-- Your objective --
In the data below, find each line containing the string "поэзия" and return it.
>> begin Records for this exercise
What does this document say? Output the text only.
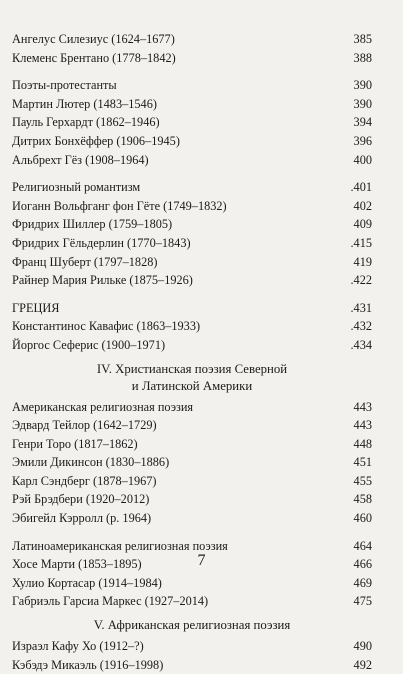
Ангелус Силезиус (1624–1677)	385
Клеменс Брентано (1778–1842)	388
Поэты-протестанты	390
Мартин Лютер (1483–1546)	390
Пауль Герхардт (1862–1946)	394
Дитрих Бонхёффер (1906–1945)	396
Альбрехт Гёз (1908–1964)	400
Религиозный романтизм	.401
Иоганн Вольфганг фон Гёте (1749–1832)	402
Фридрих Шиллер (1759–1805)	409
Фридрих Гёльдерлин (1770–1843)	.415
Франц Шуберт (1797–1828)	419
Райнер Мария Рильке (1875–1926)	.422
ГРЕЦИЯ	.431
Константинос Кавафис (1863–1933)	.432
Йоргос Сеферис (1900–1971)	.434
IV. Христианская поэзия Северной
и Латинской Америки
Американская религиозная поэзия	443
Эдвард Тейлор (1642–1729)	443
Генри Торо (1817–1862)	448
Эмили Дикинсон (1830–1886)	451
Карл Сэндберг (1878–1967)	455
Рэй Брэдбери (1920–2012)	458
Эбигейл Кэрролл (р. 1964)	460
Латиноамериканская религиозная поэзия	464
Хосе Марти (1853–1895)	466
Хулио Кортасар (1914–1984)	469
Габриэль Гарсиа Маркес (1927–2014)	475
V. Африканская религиозная поэзия
Израэл Кафу Хо (1912–?)	490
Кэбэдэ Микаэль (1916–1998)	492
7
>> end Records for this exercise
-- Written solution --
IV. Христианская поэзия Северной
Американская религиозная поэзия	443
Латиноамериканская религиозная поэзия	464
V. Африканская религиозная поэзия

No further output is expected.